(Records from a data collection)

_ _ _ _ _ _ _

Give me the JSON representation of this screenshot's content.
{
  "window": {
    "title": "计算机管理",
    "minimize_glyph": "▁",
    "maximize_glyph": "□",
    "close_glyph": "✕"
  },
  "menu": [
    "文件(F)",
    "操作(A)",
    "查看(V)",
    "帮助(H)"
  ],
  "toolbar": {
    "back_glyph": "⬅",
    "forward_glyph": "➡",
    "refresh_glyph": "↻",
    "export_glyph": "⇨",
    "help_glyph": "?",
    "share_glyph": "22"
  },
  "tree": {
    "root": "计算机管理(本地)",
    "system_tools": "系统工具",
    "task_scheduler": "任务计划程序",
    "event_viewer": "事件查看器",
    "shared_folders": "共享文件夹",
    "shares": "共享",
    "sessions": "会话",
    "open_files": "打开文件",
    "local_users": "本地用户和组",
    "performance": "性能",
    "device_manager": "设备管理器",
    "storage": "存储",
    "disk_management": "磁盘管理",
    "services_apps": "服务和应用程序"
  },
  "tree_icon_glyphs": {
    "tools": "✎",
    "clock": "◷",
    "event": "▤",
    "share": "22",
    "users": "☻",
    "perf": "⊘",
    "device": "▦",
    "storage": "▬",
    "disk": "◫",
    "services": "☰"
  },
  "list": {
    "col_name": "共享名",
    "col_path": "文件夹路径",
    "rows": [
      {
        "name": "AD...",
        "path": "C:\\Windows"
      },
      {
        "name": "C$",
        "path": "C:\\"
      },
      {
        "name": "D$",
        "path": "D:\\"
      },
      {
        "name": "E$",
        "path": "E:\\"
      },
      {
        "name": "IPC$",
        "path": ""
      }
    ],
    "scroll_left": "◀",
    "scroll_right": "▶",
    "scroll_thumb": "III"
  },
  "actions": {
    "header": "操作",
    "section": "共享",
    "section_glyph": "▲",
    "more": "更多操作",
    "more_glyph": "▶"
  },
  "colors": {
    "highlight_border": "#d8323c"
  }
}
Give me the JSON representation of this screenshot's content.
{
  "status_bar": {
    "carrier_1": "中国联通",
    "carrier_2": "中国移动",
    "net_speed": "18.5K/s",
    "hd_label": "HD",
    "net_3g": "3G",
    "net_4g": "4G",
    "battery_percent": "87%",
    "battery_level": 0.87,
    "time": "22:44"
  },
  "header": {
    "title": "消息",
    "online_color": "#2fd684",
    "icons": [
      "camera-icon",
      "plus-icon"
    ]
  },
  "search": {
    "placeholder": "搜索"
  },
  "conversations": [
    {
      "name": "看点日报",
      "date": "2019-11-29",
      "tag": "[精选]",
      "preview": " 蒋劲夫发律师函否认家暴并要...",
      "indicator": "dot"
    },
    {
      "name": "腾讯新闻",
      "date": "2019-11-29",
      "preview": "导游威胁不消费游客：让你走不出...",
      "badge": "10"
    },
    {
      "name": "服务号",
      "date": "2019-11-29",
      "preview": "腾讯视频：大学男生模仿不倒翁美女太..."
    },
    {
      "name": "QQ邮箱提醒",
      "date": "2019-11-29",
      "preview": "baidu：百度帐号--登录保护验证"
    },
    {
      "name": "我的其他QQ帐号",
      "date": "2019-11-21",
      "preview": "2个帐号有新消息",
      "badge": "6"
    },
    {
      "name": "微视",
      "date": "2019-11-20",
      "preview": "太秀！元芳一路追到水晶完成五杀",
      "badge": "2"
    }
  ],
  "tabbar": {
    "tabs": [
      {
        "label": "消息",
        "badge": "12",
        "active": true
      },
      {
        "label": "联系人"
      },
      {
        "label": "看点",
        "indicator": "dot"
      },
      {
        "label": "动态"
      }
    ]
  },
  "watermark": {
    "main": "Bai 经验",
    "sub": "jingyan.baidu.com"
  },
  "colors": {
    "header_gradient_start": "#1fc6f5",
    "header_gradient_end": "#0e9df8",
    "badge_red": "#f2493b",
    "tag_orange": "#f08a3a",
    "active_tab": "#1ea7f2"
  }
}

_ _ _ _ _ _ _

◆ EXERCISE OBJECTIVE ◆
Restate each record word for word.

◆ FULL OUTPUT ◆
Give me the JSON representation of this screenshot's content.
{
  "window": {
    "title": "计算机管理",
    "minimize_glyph": "▁",
    "maximize_glyph": "□",
    "close_glyph": "✕"
  },
  "menu": [
    "文件(F)",
    "操作(A)",
    "查看(V)",
    "帮助(H)"
  ],
  "toolbar": {
    "back_glyph": "⬅",
    "forward_glyph": "➡",
    "refresh_glyph": "↻",
    "export_glyph": "⇨",
    "help_glyph": "?",
    "share_glyph": "22"
  },
  "tree": {
    "root": "计算机管理(本地)",
    "system_tools": "系统工具",
    "task_scheduler": "任务计划程序",
    "event_viewer": "事件查看器",
    "shared_folders": "共享文件夹",
    "shares": "共享",
    "sessions": "会话",
    "open_files": "打开文件",
    "local_users": "本地用户和组",
    "performance": "性能",
    "device_manager": "设备管理器",
    "storage": "存储",
    "disk_management": "磁盘管理",
    "services_apps": "服务和应用程序"
  },
  "tree_icon_glyphs": {
    "tools": "✎",
    "clock": "◷",
    "event": "▤",
    "share": "22",
    "users": "☻",
    "perf": "⊘",
    "device": "▦",
    "storage": "▬",
    "disk": "◫",
    "services": "☰"
  },
  "list": {
    "col_name": "共享名",
    "col_path": "文件夹路径",
    "rows": [
      {
        "name": "AD...",
        "path": "C:\\Windows"
      },
      {
        "name": "C$",
        "path": "C:\\"
      },
      {
        "name": "D$",
        "path": "D:\\"
      },
      {
        "name": "E$",
        "path": "E:\\"
      },
      {
        "name": "IPC$",
        "path": ""
      }
    ],
    "scroll_left": "◀",
    "scroll_right": "▶",
    "scroll_thumb": "III"
  },
  "actions": {
    "header": "操作",
    "section": "共享",
    "section_glyph": "▲",
    "more": "更多操作",
    "more_glyph": "▶"
  },
  "colors": {
    "highlight_border": "#d8323c"
  }
}
Give me the JSON representation of this screenshot's content.
{
  "status_bar": {
    "carrier_1": "中国联通",
    "carrier_2": "中国移动",
    "net_speed": "18.5K/s",
    "hd_label": "HD",
    "net_3g": "3G",
    "net_4g": "4G",
    "battery_percent": "87%",
    "battery_level": 0.87,
    "time": "22:44"
  },
  "header": {
    "title": "消息",
    "online_color": "#2fd684",
    "icons": [
      "camera-icon",
      "plus-icon"
    ]
  },
  "search": {
    "placeholder": "搜索"
  },
  "conversations": [
    {
      "name": "看点日报",
      "date": "2019-11-29",
      "tag": "[精选]",
      "preview": " 蒋劲夫发律师函否认家暴并要...",
      "indicator": "dot"
    },
    {
      "name": "腾讯新闻",
      "date": "2019-11-29",
      "preview": "导游威胁不消费游客：让你走不出...",
      "badge": "10"
    },
    {
      "name": "服务号",
      "date": "2019-11-29",
      "preview": "腾讯视频：大学男生模仿不倒翁美女太..."
    },
    {
      "name": "QQ邮箱提醒",
      "date": "2019-11-29",
      "preview": "baidu：百度帐号--登录保护验证"
    },
    {
      "name": "我的其他QQ帐号",
      "date": "2019-11-21",
      "preview": "2个帐号有新消息",
      "badge": "6"
    },
    {
      "name": "微视",
      "date": "2019-11-20",
      "preview": "太秀！元芳一路追到水晶完成五杀",
      "badge": "2"
    }
  ],
  "tabbar": {
    "tabs": [
      {
        "label": "消息",
        "badge": "12",
        "active": true
      },
      {
        "label": "联系人"
      },
      {
        "label": "看点",
        "indicator": "dot"
      },
      {
        "label": "动态"
      }
    ]
  },
  "watermark": {
    "main": "Bai 经验",
    "sub": "jingyan.baidu.com"
  },
  "colors": {
    "header_gradient_start": "#1fc6f5",
    "header_gradient_end": "#0e9df8",
    "badge_red": "#f2493b",
    "tag_orange": "#f08a3a",
    "active_tab": "#1ea7f2"
  }
}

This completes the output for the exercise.